Copy out every line of the records where the string "président" occurs.

⁂

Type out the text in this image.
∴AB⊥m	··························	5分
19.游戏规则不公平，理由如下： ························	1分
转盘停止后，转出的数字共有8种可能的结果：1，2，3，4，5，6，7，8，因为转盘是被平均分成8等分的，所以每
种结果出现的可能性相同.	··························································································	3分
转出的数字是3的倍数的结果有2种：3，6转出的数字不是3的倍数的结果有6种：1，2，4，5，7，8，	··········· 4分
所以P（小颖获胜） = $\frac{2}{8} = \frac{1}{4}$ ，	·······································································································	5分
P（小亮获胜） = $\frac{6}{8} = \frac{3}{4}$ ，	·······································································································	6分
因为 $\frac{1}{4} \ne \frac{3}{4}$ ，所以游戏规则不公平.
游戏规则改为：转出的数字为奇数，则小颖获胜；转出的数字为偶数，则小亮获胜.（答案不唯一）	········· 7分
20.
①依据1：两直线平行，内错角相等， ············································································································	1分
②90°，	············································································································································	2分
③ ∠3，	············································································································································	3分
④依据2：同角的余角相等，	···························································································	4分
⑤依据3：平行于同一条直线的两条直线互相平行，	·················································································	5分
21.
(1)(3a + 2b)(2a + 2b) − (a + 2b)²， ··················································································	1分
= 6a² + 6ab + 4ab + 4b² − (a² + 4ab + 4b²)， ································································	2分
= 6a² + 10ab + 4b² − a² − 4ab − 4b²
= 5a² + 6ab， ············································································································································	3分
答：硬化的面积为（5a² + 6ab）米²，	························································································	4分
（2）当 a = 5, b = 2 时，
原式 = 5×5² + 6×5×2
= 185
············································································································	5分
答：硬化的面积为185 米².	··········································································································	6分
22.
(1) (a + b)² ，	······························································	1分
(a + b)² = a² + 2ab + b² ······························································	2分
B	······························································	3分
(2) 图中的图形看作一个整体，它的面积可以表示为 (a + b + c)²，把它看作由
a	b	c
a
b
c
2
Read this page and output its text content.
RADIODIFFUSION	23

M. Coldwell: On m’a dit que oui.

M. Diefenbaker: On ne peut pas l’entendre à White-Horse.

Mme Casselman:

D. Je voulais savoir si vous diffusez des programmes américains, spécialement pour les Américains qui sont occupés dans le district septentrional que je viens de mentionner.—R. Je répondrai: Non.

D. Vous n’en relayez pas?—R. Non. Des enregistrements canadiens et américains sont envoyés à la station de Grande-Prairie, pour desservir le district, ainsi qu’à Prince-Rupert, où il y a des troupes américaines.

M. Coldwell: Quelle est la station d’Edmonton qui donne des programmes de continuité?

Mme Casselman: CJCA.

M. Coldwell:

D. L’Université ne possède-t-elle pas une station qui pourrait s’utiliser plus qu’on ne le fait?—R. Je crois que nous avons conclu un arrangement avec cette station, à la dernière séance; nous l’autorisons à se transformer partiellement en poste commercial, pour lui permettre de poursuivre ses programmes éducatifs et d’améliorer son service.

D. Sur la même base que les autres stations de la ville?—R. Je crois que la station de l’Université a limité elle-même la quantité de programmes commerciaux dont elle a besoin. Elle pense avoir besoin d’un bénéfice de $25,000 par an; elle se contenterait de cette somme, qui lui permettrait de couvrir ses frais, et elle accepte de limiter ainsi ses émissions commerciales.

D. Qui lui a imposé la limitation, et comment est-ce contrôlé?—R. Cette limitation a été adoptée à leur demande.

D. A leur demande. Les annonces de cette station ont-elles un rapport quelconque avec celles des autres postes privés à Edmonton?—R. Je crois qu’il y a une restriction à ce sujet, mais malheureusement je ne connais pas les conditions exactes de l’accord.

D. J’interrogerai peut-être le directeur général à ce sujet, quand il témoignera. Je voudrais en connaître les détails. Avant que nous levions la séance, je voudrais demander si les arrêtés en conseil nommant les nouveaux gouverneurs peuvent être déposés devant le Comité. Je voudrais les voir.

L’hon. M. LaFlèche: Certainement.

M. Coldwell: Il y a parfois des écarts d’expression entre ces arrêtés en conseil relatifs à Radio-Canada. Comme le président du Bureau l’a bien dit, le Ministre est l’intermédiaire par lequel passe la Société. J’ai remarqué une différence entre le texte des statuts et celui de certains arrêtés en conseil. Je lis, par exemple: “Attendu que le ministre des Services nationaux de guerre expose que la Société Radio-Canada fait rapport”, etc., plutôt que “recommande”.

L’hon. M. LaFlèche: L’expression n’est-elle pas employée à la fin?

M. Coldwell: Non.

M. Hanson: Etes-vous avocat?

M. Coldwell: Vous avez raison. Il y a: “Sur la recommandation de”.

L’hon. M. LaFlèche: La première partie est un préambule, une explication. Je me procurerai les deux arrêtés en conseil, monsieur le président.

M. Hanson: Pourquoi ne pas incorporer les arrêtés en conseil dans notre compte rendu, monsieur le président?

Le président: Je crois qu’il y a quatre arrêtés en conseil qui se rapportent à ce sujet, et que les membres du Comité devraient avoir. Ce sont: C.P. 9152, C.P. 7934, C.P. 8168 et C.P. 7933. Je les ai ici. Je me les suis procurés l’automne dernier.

⁂

• Output:
M. Coldwell: Il y a parfois des écarts d’expression entre ces arrêtés en conseil relatifs à Radio-Canada. Comme le président du Bureau l’a bien dit, le Ministre est l’intermédiaire par lequel passe la Société. J’ai remarqué une différence entre le texte des statuts et celui de certains arrêtés en conseil. Je lis, par exemple: “Attendu que le ministre des Services nationaux de guerre expose que la Société Radio-Canada fait rapport”, etc., plutôt que “recommande”.
L’hon. M. LaFlèche: La première partie est un préambule, une explication. Je me procurerai les deux arrêtés en conseil, monsieur le président.
M. Hanson: Pourquoi ne pas incorporer les arrêtés en conseil dans notre compte rendu, monsieur le président?
Le président: Je crois qu’il y a quatre arrêtés en conseil qui se rapportent à ce sujet, et que les membres du Comité devraient avoir. Ce sont: C.P. 9152, C.P. 7934, C.P. 8168 et C.P. 7933. Je les ai ici. Je me les suis procurés l’automne dernier.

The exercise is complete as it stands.